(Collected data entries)
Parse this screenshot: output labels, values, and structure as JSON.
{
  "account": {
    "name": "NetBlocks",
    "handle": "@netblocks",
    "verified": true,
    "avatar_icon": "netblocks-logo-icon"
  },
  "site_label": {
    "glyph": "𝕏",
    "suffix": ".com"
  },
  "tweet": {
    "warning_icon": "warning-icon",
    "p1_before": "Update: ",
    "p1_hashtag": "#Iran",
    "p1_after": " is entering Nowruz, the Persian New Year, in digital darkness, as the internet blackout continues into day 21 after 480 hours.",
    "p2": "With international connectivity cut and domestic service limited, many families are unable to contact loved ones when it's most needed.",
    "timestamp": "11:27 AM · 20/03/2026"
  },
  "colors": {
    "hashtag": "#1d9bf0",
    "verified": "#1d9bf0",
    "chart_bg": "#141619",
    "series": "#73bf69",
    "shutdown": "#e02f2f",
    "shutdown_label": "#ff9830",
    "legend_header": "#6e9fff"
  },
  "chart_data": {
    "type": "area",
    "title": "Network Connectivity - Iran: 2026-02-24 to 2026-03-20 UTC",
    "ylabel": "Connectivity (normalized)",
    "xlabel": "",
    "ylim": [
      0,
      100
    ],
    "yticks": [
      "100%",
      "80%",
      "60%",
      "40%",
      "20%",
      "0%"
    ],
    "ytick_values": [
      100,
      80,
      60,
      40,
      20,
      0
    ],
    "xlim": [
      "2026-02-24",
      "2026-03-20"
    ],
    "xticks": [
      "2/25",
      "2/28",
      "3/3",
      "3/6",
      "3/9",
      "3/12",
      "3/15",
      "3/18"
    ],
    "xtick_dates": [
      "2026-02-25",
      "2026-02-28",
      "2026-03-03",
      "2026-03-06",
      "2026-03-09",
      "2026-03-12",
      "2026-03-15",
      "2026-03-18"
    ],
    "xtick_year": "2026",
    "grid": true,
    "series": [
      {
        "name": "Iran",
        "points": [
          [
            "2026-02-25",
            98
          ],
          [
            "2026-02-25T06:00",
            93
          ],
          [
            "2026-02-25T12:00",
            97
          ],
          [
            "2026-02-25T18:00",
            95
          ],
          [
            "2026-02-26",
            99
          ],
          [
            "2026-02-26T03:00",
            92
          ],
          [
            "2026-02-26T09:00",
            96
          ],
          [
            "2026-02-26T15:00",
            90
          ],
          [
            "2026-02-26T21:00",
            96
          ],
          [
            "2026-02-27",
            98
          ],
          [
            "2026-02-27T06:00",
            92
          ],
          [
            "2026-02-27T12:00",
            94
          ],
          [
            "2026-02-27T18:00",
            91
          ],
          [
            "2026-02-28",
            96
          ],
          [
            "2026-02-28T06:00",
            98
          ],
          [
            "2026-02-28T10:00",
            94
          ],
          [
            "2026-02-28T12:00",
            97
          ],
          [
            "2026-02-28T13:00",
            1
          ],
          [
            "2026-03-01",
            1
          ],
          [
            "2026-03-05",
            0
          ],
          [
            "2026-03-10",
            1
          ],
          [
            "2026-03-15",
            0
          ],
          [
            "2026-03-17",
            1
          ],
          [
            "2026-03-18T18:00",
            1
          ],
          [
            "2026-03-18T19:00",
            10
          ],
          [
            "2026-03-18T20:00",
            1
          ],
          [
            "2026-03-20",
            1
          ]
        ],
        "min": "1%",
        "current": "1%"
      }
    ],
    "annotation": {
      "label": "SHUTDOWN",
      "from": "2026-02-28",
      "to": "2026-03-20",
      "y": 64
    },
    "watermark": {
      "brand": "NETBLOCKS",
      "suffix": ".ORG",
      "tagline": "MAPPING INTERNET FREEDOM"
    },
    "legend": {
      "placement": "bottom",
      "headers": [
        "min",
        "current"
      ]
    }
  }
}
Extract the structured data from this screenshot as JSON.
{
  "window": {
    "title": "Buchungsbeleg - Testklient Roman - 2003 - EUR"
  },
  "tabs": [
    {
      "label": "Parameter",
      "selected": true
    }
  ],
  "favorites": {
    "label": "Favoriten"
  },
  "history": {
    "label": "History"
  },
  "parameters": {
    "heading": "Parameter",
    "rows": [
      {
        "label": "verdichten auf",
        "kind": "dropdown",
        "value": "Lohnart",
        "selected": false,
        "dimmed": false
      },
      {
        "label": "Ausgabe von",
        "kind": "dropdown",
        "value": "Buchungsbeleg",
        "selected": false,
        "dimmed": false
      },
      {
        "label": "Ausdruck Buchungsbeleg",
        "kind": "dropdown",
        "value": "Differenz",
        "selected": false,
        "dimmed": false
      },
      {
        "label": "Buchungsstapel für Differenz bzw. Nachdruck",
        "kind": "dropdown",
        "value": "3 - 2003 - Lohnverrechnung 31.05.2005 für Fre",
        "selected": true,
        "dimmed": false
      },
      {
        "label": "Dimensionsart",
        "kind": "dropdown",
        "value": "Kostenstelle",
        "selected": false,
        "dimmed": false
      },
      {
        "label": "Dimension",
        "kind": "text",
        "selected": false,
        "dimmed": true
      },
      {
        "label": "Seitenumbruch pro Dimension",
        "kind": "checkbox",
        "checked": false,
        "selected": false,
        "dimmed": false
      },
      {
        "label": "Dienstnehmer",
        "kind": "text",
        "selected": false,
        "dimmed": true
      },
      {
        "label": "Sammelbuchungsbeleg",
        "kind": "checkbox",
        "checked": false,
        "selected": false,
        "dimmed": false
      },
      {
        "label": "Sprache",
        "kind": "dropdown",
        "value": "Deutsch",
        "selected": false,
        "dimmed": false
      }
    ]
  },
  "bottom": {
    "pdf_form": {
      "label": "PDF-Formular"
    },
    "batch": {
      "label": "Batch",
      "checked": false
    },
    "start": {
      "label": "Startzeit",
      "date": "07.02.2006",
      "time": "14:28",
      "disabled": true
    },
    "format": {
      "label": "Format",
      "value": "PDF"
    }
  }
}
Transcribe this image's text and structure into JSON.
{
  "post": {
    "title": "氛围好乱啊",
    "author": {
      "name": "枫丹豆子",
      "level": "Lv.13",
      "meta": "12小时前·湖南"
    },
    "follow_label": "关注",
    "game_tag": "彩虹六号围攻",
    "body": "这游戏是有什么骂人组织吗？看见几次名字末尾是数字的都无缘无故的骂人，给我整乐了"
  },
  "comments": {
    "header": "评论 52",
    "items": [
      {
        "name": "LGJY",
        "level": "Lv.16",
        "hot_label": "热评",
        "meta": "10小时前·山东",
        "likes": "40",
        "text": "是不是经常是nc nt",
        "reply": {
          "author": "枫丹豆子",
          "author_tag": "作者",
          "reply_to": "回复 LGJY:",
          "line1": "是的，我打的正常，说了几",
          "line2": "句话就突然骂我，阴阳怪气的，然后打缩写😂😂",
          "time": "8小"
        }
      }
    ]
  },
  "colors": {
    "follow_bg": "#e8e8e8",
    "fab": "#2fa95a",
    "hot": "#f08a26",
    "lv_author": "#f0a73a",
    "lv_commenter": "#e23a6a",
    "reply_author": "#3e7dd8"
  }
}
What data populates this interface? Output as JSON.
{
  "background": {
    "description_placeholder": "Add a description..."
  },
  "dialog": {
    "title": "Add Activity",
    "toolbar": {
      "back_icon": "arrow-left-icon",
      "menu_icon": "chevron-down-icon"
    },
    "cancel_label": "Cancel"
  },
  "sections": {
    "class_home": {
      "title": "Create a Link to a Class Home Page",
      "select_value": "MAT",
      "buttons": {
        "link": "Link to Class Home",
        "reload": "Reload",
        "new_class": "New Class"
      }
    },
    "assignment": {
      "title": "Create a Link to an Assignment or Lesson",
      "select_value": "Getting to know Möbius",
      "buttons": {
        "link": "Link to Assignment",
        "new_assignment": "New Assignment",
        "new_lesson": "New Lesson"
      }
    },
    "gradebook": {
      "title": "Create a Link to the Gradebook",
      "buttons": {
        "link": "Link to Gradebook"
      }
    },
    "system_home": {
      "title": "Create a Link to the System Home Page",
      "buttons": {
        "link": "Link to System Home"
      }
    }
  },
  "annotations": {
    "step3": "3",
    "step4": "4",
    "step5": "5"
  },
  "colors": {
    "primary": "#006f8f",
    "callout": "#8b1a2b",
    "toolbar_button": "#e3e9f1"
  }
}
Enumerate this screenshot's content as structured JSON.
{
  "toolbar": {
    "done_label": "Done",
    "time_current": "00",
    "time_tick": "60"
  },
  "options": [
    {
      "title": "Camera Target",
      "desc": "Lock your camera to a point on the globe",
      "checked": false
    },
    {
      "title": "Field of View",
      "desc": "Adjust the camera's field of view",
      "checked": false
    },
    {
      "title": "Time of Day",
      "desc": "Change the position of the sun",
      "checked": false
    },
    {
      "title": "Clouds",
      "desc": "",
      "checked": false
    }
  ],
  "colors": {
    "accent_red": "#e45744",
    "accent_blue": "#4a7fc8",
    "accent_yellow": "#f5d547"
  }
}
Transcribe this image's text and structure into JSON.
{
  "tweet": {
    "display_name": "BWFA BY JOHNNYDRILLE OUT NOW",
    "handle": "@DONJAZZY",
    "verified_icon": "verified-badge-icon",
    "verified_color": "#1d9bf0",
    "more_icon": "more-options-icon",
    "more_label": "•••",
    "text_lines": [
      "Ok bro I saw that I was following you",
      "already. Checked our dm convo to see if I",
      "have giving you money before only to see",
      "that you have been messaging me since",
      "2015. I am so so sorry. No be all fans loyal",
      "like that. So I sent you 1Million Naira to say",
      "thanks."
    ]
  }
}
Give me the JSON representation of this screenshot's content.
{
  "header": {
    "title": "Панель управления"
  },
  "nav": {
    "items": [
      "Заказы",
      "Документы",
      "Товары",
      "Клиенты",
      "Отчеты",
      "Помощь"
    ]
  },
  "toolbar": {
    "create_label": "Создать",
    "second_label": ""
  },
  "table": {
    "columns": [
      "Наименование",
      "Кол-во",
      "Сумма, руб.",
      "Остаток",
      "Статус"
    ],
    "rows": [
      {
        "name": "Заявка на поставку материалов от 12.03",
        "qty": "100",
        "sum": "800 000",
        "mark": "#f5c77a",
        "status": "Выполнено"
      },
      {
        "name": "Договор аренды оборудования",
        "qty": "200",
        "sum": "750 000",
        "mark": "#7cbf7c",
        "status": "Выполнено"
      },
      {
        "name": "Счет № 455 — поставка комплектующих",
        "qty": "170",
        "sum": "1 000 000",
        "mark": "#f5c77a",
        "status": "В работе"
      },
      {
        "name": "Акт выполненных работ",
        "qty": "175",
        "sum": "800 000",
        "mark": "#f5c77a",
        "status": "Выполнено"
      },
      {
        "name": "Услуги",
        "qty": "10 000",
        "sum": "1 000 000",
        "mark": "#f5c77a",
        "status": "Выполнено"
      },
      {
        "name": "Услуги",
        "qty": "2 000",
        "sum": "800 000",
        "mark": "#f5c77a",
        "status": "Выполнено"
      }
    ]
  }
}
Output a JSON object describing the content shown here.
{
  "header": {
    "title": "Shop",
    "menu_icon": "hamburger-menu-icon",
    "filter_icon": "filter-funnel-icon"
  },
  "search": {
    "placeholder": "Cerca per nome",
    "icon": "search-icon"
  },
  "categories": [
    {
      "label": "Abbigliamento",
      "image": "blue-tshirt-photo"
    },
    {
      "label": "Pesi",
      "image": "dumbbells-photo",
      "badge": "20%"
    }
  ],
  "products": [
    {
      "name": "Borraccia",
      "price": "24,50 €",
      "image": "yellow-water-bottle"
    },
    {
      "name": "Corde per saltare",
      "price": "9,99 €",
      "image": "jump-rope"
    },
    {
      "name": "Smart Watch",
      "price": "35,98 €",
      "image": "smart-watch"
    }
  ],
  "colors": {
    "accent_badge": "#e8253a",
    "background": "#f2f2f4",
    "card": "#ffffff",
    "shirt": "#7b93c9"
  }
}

§ TASK TO COMPLETE
In the entries above, take the line containing "Output a JSON" and each later line through the last, and repeat them exactly. Output nothing else.

§ ANSWER TO THIS TASK
Output a JSON object describing the content shown here.
{
  "header": {
    "title": "Shop",
    "menu_icon": "hamburger-menu-icon",
    "filter_icon": "filter-funnel-icon"
  },
  "search": {
    "placeholder": "Cerca per nome",
    "icon": "search-icon"
  },
  "categories": [
    {
      "label": "Abbigliamento",
      "image": "blue-tshirt-photo"
    },
    {
      "label": "Pesi",
      "image": "dumbbells-photo",
      "badge": "20%"
    }
  ],
  "products": [
    {
      "name": "Borraccia",
      "price": "24,50 €",
      "image": "yellow-water-bottle"
    },
    {
      "name": "Corde per saltare",
      "price": "9,99 €",
      "image": "jump-rope"
    },
    {
      "name": "Smart Watch",
      "price": "35,98 €",
      "image": "smart-watch"
    }
  ],
  "colors": {
    "accent_badge": "#e8253a",
    "background": "#f2f2f4",
    "card": "#ffffff",
    "shirt": "#7b93c9"
  }
}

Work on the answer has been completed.